(Collected data)
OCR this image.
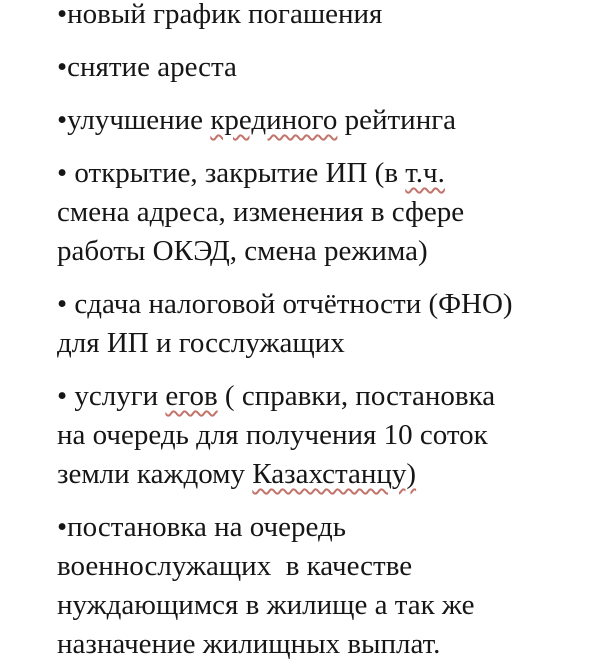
•новый график погашения
•снятие ареста
•улучшение крединого рейтинга
• открытие, закрытие ИП (в т.ч.
смена адреса, изменения в сфере
работы ОКЭД, смена режима)
• сдача налоговой отчётности (ФНО)
для ИП и госслужащих
• услуги егов ( справки, постановка
на очередь для получения 10 соток
земли каждому Казахстанцу)
•постановка на очередь
военнослужащих  в качестве
нуждающимся в жилище а так же
назначение жилищных выплат.
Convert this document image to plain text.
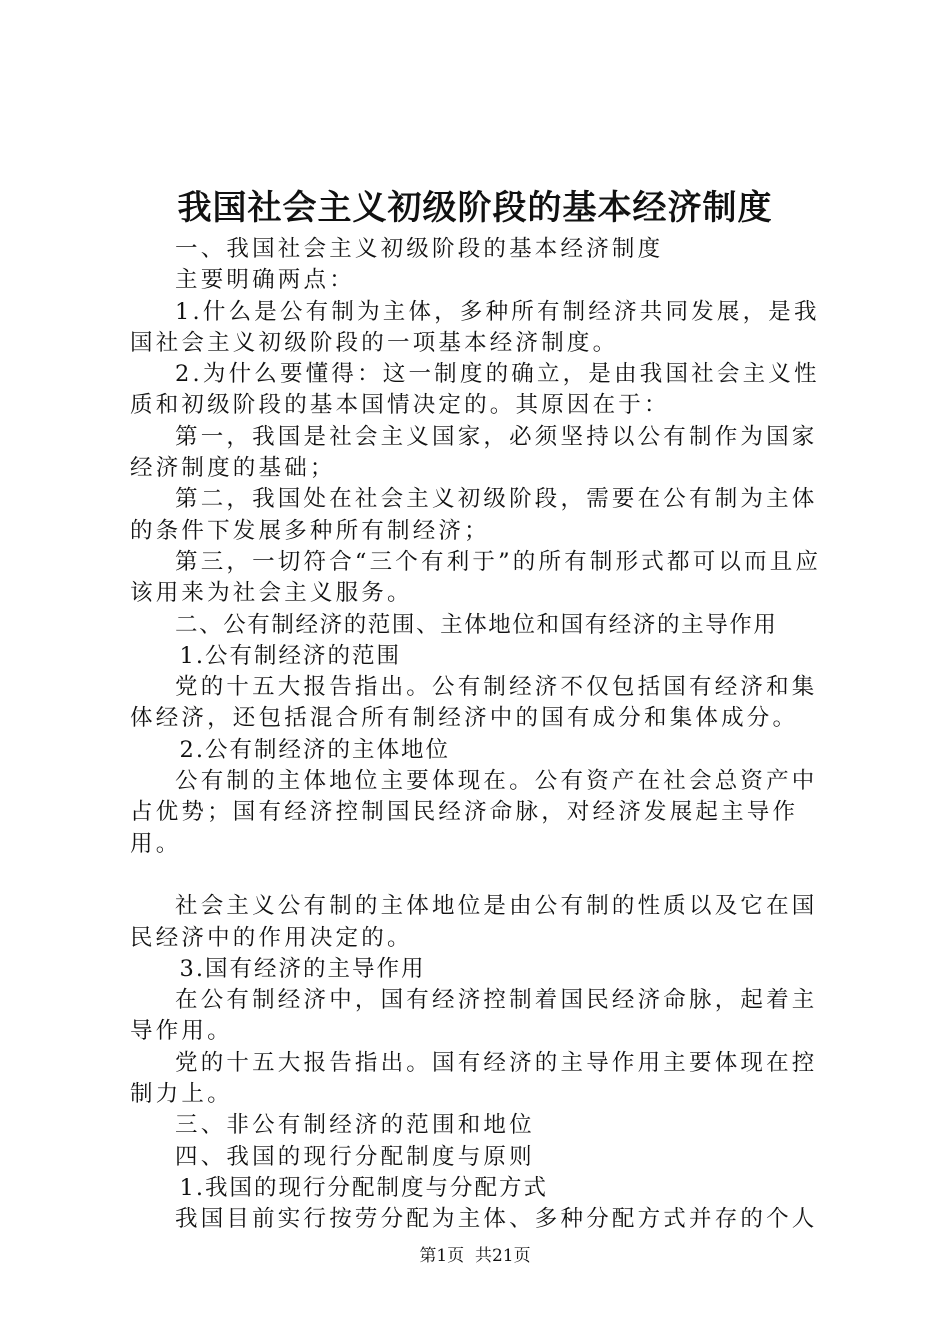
我国社会主义初级阶段的基本经济制度

一、我国社会主义初级阶段的基本经济制度

主要明确两点：

1.什么是公有制为主体，多种所有制经济共同发展，是我国社会主义初级阶段的一项基本经济制度。

2.为什么要懂得：这一制度的确立，是由我国社会主义性质和初级阶段的基本国情决定的。其原因在于：

第一，我国是社会主义国家，必须坚持以公有制作为国家经济制度的基础；

第二，我国处在社会主义初级阶段，需要在公有制为主体的条件下发展多种所有制经济；

第三，一切符合“三个有利于”的所有制形式都可以而且应该用来为社会主义服务。

二、公有制经济的范围、主体地位和国有经济的主导作用

1.公有制经济的范围

党的十五大报告指出。公有制经济不仅包括国有经济和集体经济，还包括混合所有制经济中的国有成分和集体成分。

2.公有制经济的主体地位

公有制的主体地位主要体现在。公有资产在社会总资产中占优势；国有经济控制国民经济命脉，对经济发展起主导作用。

社会主义公有制的主体地位是由公有制的性质以及它在国民经济中的作用决定的。

3.国有经济的主导作用

在公有制经济中，国有经济控制着国民经济命脉，起着主导作用。

党的十五大报告指出。国有经济的主导作用主要体现在控制力上。

三、非公有制经济的范围和地位

四、我国的现行分配制度与原则

1.我国的现行分配制度与分配方式

我国目前实行按劳分配为主体、多种分配方式并存的个人

第1页  共21页
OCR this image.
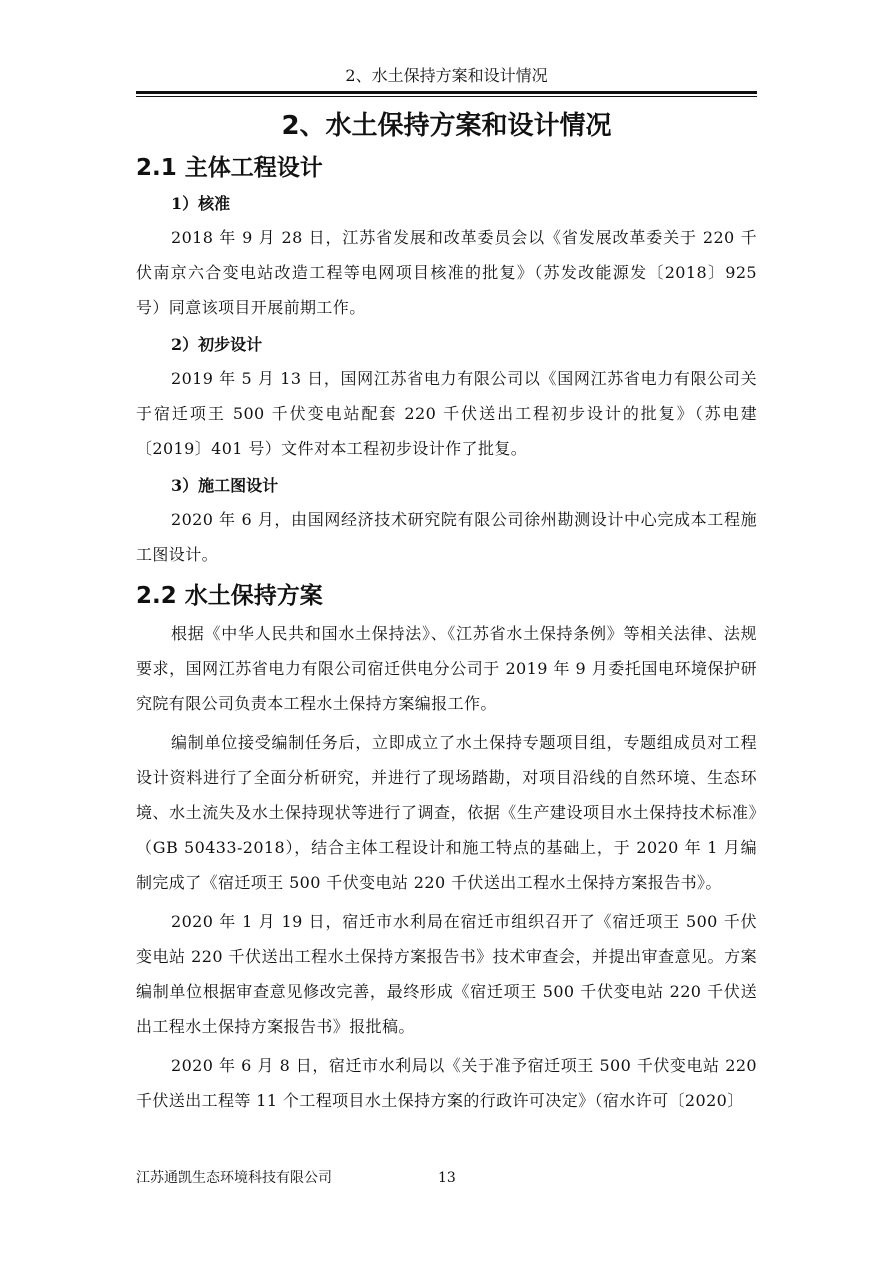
2、水土保持方案和设计情况
2、水土保持方案和设计情况
2.1 主体工程设计
1）核准

2018 年 9 月 28 日，江苏省发展和改革委员会以《省发展改革委关于 220 千伏南京六合变电站改造工程等电网项目核准的批复》（苏发改能源发〔2018〕925 号）同意该项目开展前期工作。

2）初步设计

2019 年 5 月 13 日，国网江苏省电力有限公司以《国网江苏省电力有限公司关于宿迁项王 500 千伏变电站配套 220 千伏送出工程初步设计的批复》（苏电建〔2019〕401 号）文件对本工程初步设计作了批复。

3）施工图设计

2020 年 6 月，由国网经济技术研究院有限公司徐州勘测设计中心完成本工程施工图设计。

2.2 水土保持方案

根据《中华人民共和国水土保持法》、《江苏省水土保持条例》等相关法律、法规要求，国网江苏省电力有限公司宿迁供电分公司于 2019 年 9 月委托国电环境保护研究院有限公司负责本工程水土保持方案编报工作。

编制单位接受编制任务后，立即成立了水土保持专题项目组，专题组成员对工程设计资料进行了全面分析研究，并进行了现场踏勘，对项目沿线的自然环境、生态环境、水土流失及水土保持现状等进行了调查，依据《生产建设项目水土保持技术标准》（GB 50433-2018），结合主体工程设计和施工特点的基础上，于 2020 年 1 月编制完成了《宿迁项王 500 千伏变电站 220 千伏送出工程水土保持方案报告书》。

2020 年 1 月 19 日，宿迁市水利局在宿迁市组织召开了《宿迁项王 500 千伏变电站 220 千伏送出工程水土保持方案报告书》技术审查会，并提出审查意见。方案编制单位根据审查意见修改完善，最终形成《宿迁项王 500 千伏变电站 220 千伏送出工程水土保持方案报告书》报批稿。

2020 年 6 月 8 日，宿迁市水利局以《关于准予宿迁项王 500 千伏变电站 220 千伏送出工程等 11 个工程项目水土保持方案的行政许可决定》（宿水许可〔2020〕

江苏通凯生态环境科技有限公司	13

*Aim:*
Retype the data above exactly; pictures are not part of the copy.

*Worked answer:*
OCR this image.
•новый график погашения
•снятие ареста
•улучшение крединого рейтинга
• открытие, закрытие ИП (в т.ч.
смена адреса, изменения в сфере
работы ОКЭД, смена режима)
• сдача налоговой отчётности (ФНО)
для ИП и госслужащих
• услуги егов ( справки, постановка
на очередь для получения 10 соток
земли каждому Казахстанцу)
•постановка на очередь
военнослужащих  в качестве
нуждающимся в жилище а так же
назначение жилищных выплат.
Convert this document image to plain text.
我国社会主义初级阶段的基本经济制度

一、我国社会主义初级阶段的基本经济制度

主要明确两点：

1.什么是公有制为主体，多种所有制经济共同发展，是我国社会主义初级阶段的一项基本经济制度。

2.为什么要懂得：这一制度的确立，是由我国社会主义性质和初级阶段的基本国情决定的。其原因在于：

第一，我国是社会主义国家，必须坚持以公有制作为国家经济制度的基础；

第二，我国处在社会主义初级阶段，需要在公有制为主体的条件下发展多种所有制经济；

第三，一切符合“三个有利于”的所有制形式都可以而且应该用来为社会主义服务。

二、公有制经济的范围、主体地位和国有经济的主导作用

1.公有制经济的范围

党的十五大报告指出。公有制经济不仅包括国有经济和集体经济，还包括混合所有制经济中的国有成分和集体成分。

2.公有制经济的主体地位

公有制的主体地位主要体现在。公有资产在社会总资产中占优势；国有经济控制国民经济命脉，对经济发展起主导作用。

社会主义公有制的主体地位是由公有制的性质以及它在国民经济中的作用决定的。

3.国有经济的主导作用

在公有制经济中，国有经济控制着国民经济命脉，起着主导作用。

党的十五大报告指出。国有经济的主导作用主要体现在控制力上。

三、非公有制经济的范围和地位

四、我国的现行分配制度与原则

1.我国的现行分配制度与分配方式

我国目前实行按劳分配为主体、多种分配方式并存的个人

第1页  共21页
OCR this image.
2、水土保持方案和设计情况
2、水土保持方案和设计情况
2.1 主体工程设计
1）核准

2018 年 9 月 28 日，江苏省发展和改革委员会以《省发展改革委关于 220 千伏南京六合变电站改造工程等电网项目核准的批复》（苏发改能源发〔2018〕925 号）同意该项目开展前期工作。

2）初步设计

2019 年 5 月 13 日，国网江苏省电力有限公司以《国网江苏省电力有限公司关于宿迁项王 500 千伏变电站配套 220 千伏送出工程初步设计的批复》（苏电建〔2019〕401 号）文件对本工程初步设计作了批复。

3）施工图设计

2020 年 6 月，由国网经济技术研究院有限公司徐州勘测设计中心完成本工程施工图设计。

2.2 水土保持方案

根据《中华人民共和国水土保持法》、《江苏省水土保持条例》等相关法律、法规要求，国网江苏省电力有限公司宿迁供电分公司于 2019 年 9 月委托国电环境保护研究院有限公司负责本工程水土保持方案编报工作。

编制单位接受编制任务后，立即成立了水土保持专题项目组，专题组成员对工程设计资料进行了全面分析研究，并进行了现场踏勘，对项目沿线的自然环境、生态环境、水土流失及水土保持现状等进行了调查，依据《生产建设项目水土保持技术标准》（GB 50433-2018），结合主体工程设计和施工特点的基础上，于 2020 年 1 月编制完成了《宿迁项王 500 千伏变电站 220 千伏送出工程水土保持方案报告书》。

2020 年 1 月 19 日，宿迁市水利局在宿迁市组织召开了《宿迁项王 500 千伏变电站 220 千伏送出工程水土保持方案报告书》技术审查会，并提出审查意见。方案编制单位根据审查意见修改完善，最终形成《宿迁项王 500 千伏变电站 220 千伏送出工程水土保持方案报告书》报批稿。

2020 年 6 月 8 日，宿迁市水利局以《关于准予宿迁项王 500 千伏变电站 220 千伏送出工程等 11 个工程项目水土保持方案的行政许可决定》（宿水许可〔2020〕

江苏通凯生态环境科技有限公司	13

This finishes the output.